_TASK TO CARRY OUT_
Lines that include the word "selection" are the ones to copy.

_GIVEN ENTRIES_
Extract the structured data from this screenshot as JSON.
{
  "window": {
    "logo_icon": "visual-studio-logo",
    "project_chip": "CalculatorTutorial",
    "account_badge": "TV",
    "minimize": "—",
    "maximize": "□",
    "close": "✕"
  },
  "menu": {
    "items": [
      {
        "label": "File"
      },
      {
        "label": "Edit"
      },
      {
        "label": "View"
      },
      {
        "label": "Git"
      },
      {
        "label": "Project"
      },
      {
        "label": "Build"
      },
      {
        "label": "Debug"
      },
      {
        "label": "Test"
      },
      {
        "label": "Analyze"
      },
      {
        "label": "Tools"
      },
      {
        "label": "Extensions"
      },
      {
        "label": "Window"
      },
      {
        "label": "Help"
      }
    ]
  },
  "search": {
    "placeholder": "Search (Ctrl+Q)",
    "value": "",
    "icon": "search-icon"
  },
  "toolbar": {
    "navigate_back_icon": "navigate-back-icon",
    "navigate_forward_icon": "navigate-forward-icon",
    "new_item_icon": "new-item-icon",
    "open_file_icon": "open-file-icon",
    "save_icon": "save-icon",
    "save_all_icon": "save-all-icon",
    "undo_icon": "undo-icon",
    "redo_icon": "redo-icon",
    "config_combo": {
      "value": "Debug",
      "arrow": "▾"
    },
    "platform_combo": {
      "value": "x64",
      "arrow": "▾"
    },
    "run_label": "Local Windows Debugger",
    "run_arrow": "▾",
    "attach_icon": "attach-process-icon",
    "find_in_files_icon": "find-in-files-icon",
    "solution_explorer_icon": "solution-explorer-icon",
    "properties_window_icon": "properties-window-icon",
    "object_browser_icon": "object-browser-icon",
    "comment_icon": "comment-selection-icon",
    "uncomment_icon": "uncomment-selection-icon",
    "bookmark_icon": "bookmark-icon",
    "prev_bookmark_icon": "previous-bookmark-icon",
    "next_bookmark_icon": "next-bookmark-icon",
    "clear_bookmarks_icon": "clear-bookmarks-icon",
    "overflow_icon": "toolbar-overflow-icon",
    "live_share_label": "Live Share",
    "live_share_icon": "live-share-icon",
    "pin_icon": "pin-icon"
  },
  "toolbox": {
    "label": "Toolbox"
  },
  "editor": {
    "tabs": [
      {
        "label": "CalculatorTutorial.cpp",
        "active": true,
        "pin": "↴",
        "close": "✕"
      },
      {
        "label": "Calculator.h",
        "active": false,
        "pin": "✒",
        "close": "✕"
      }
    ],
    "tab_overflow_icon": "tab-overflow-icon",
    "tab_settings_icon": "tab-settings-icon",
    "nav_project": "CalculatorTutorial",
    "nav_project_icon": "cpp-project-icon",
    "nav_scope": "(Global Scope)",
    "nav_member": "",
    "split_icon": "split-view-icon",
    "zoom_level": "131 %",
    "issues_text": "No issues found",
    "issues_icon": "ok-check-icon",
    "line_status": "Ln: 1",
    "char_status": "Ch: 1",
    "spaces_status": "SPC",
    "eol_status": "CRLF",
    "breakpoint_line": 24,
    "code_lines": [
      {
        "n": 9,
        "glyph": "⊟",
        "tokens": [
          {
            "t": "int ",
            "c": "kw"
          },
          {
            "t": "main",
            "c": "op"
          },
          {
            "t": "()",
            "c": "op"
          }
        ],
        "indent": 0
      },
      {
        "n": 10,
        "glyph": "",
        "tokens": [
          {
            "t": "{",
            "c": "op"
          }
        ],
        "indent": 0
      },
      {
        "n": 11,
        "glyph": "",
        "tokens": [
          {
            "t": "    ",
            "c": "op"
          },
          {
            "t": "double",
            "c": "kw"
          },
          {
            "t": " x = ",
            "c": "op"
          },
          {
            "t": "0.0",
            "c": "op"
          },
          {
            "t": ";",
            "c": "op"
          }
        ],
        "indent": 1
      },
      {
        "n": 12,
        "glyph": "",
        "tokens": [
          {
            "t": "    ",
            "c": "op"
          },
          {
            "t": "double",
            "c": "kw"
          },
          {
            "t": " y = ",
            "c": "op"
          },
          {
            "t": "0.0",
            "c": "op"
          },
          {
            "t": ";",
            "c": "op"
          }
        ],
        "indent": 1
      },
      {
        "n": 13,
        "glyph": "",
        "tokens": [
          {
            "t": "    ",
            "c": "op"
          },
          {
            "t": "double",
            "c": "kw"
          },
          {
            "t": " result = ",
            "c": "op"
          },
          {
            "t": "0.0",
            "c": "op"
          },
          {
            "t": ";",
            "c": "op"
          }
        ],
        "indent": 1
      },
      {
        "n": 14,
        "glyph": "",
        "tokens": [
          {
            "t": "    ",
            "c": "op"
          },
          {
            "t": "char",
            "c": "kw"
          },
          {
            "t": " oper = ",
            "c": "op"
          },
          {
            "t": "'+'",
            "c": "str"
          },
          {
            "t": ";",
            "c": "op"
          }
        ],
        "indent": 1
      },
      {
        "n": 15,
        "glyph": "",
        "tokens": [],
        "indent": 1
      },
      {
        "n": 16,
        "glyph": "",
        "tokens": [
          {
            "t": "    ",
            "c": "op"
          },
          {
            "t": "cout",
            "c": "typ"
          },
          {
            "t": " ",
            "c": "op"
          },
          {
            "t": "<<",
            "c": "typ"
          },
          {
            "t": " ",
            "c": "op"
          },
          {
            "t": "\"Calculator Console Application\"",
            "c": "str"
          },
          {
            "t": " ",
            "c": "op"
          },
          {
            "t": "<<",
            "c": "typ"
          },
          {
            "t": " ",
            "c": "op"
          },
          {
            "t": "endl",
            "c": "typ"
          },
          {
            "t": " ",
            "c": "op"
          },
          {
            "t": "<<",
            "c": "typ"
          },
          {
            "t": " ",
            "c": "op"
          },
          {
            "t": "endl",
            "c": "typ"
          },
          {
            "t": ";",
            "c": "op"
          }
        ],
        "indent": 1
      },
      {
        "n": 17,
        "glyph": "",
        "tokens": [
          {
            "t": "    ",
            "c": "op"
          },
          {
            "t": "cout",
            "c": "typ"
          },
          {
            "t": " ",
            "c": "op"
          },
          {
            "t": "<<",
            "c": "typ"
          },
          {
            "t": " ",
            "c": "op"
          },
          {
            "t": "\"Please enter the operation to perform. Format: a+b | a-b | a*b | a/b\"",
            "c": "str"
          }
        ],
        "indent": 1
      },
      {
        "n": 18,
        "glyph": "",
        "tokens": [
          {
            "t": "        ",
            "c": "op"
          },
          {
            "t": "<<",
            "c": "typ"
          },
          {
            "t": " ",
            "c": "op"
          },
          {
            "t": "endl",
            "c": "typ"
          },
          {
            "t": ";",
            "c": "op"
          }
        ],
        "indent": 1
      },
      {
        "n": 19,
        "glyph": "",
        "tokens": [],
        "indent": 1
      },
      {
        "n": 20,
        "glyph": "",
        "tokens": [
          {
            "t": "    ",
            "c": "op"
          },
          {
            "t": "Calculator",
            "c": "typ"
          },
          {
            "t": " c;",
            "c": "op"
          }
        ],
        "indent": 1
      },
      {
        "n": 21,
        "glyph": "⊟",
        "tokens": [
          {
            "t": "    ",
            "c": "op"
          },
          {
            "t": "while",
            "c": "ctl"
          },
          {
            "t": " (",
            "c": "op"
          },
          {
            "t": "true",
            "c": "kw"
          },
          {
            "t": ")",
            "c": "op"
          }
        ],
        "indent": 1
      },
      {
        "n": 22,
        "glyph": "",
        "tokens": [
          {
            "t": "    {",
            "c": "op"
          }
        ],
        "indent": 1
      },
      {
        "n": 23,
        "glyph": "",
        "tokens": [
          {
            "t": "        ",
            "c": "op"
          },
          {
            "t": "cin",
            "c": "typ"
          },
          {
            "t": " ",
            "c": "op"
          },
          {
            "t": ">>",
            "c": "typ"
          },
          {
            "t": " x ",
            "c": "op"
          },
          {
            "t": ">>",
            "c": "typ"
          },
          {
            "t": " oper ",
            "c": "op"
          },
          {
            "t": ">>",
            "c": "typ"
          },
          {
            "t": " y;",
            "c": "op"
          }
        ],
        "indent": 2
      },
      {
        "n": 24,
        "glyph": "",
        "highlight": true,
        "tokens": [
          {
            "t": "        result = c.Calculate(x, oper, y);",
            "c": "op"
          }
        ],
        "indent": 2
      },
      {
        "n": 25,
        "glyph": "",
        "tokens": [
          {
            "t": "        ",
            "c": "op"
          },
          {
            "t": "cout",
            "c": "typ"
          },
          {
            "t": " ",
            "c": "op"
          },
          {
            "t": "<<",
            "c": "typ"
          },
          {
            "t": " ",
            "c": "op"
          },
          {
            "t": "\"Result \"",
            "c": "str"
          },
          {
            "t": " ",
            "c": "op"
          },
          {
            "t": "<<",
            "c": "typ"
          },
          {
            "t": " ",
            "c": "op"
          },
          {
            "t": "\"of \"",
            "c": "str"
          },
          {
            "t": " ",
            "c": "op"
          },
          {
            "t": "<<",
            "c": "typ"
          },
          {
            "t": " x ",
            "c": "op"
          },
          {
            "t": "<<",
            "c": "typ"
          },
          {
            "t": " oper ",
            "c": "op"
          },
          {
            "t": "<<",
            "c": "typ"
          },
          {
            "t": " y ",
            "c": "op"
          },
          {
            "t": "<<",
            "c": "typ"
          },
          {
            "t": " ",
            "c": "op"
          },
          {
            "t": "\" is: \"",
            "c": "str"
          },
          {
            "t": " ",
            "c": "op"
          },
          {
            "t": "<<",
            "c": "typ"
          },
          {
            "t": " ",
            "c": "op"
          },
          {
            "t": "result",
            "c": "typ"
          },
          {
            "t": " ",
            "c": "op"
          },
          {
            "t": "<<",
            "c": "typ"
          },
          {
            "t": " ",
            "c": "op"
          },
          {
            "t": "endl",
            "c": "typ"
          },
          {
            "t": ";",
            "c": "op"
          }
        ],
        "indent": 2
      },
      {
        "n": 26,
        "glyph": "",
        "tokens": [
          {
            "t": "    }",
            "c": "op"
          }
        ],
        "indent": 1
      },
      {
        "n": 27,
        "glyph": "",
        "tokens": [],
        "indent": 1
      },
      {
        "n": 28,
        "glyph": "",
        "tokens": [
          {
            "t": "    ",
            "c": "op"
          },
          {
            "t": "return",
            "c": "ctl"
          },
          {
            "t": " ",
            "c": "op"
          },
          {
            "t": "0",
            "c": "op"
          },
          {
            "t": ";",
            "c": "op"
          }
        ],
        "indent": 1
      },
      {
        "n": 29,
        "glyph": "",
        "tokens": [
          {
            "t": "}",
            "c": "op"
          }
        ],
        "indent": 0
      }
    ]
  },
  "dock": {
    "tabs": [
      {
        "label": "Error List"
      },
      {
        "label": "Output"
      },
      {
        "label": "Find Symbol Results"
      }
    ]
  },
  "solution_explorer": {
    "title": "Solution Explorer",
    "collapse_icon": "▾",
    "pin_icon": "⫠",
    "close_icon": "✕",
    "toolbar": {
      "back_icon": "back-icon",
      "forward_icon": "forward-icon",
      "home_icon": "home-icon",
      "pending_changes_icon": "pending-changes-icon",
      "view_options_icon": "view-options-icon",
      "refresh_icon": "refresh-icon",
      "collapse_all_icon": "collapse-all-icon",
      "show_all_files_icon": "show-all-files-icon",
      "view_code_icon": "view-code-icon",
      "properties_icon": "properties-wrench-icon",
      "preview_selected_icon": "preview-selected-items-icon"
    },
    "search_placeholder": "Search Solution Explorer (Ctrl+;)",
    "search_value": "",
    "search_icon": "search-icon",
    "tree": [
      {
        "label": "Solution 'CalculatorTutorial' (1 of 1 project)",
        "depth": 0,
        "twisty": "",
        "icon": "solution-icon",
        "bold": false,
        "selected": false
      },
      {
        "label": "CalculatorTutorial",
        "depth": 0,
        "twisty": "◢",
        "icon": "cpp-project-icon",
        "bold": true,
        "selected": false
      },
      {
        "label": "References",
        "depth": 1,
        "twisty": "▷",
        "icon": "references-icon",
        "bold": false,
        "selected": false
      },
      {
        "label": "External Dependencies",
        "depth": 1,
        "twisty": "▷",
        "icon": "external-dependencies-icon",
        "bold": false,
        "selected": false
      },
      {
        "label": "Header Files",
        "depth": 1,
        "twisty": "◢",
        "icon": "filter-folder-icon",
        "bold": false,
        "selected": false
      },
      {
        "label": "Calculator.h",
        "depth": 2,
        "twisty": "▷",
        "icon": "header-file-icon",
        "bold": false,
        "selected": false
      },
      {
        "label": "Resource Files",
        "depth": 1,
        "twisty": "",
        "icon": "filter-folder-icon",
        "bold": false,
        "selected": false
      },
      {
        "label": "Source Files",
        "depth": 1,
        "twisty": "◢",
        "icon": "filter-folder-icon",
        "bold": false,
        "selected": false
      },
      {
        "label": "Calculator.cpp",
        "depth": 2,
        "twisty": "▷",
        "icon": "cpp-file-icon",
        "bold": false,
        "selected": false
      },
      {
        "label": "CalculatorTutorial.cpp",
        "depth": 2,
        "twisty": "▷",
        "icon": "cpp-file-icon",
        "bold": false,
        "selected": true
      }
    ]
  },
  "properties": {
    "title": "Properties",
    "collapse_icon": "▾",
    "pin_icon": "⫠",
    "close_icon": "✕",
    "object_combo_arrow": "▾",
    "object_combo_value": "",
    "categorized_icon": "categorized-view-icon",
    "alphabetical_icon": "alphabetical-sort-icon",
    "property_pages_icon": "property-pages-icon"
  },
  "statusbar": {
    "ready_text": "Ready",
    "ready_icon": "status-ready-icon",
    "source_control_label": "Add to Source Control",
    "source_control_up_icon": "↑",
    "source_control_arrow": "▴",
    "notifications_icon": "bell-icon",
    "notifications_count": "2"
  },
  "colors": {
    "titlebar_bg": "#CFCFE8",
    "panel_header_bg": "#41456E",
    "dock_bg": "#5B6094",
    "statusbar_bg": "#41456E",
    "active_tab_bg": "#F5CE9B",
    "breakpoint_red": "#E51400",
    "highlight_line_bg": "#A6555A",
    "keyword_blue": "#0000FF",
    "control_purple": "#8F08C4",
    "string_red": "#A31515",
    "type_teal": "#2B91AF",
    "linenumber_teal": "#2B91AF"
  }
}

_EXERCISE RESPONSE_
    "comment_icon": "comment-selection-icon",
    "uncomment_icon": "uncomment-selection-icon",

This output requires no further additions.